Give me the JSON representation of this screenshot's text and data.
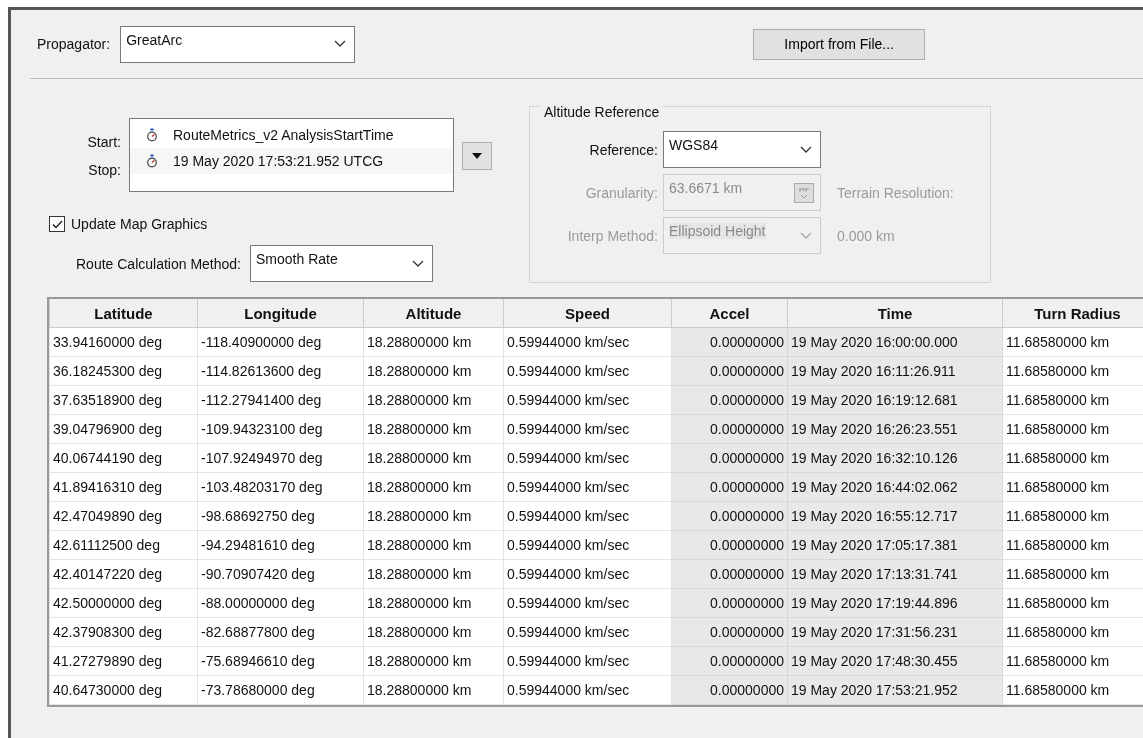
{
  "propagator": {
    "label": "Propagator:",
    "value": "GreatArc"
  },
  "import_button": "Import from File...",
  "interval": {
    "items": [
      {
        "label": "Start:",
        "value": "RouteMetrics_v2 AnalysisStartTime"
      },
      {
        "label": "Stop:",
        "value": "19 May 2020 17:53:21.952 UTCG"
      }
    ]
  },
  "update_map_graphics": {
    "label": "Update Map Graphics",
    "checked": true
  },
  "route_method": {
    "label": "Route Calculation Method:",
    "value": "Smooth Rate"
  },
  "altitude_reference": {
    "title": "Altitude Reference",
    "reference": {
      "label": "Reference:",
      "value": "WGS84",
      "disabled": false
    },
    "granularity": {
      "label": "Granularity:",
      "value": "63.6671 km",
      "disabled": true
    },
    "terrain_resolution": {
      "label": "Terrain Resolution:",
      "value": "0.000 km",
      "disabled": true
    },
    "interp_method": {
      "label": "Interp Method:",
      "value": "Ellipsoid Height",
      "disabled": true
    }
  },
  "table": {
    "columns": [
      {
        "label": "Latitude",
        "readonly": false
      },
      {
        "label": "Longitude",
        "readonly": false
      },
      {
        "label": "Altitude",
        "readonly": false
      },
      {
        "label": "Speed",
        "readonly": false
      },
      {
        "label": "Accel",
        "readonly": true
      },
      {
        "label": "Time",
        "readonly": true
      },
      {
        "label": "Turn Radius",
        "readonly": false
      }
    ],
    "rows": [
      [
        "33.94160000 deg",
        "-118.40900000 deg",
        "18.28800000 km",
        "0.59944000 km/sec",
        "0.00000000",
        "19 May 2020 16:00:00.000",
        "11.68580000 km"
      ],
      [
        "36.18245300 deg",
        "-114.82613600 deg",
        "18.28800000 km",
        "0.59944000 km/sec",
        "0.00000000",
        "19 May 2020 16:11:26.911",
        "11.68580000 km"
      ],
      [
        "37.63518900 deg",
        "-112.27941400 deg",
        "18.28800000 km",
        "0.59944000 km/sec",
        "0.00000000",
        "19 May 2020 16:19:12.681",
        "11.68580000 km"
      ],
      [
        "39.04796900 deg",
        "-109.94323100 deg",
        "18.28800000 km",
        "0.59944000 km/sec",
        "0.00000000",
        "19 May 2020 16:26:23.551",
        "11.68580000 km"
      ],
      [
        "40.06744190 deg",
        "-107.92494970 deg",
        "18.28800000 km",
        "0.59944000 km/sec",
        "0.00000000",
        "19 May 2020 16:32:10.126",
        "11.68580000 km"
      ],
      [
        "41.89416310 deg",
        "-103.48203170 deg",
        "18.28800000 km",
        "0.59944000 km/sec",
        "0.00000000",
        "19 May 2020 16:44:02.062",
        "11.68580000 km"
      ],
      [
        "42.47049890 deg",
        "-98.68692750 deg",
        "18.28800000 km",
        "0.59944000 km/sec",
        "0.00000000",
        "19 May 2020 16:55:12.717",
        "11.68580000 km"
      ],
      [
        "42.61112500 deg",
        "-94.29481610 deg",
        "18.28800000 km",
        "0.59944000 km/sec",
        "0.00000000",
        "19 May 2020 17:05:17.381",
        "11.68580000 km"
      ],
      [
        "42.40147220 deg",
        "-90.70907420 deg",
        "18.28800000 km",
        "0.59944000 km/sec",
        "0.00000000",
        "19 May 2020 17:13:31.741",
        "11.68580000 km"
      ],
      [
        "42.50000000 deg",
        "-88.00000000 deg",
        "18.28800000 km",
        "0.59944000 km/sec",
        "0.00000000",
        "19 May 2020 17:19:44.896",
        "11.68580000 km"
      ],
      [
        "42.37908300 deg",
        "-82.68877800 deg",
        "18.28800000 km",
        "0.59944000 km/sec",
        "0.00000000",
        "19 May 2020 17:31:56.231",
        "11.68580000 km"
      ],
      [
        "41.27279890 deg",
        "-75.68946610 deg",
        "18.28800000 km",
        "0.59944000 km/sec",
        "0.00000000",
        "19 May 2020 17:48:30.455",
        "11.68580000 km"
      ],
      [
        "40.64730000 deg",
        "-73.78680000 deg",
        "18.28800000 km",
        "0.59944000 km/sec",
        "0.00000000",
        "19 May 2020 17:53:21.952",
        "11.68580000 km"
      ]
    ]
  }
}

━━━━━━━━

GIVEN TASK: In the records above, find each line holding "value" and copy it.

RESULT FOR THIS TASK:
    "value": "GreatArc"
        "value": "RouteMetrics_v2 AnalysisStartTime"
        "value": "19 May 2020 17:53:21.952 UTCG"
    "value": "Smooth Rate"
      "value": "WGS84",
      "value": "63.6671 km",
      "value": "0.000 km",
      "value": "Ellipsoid Height",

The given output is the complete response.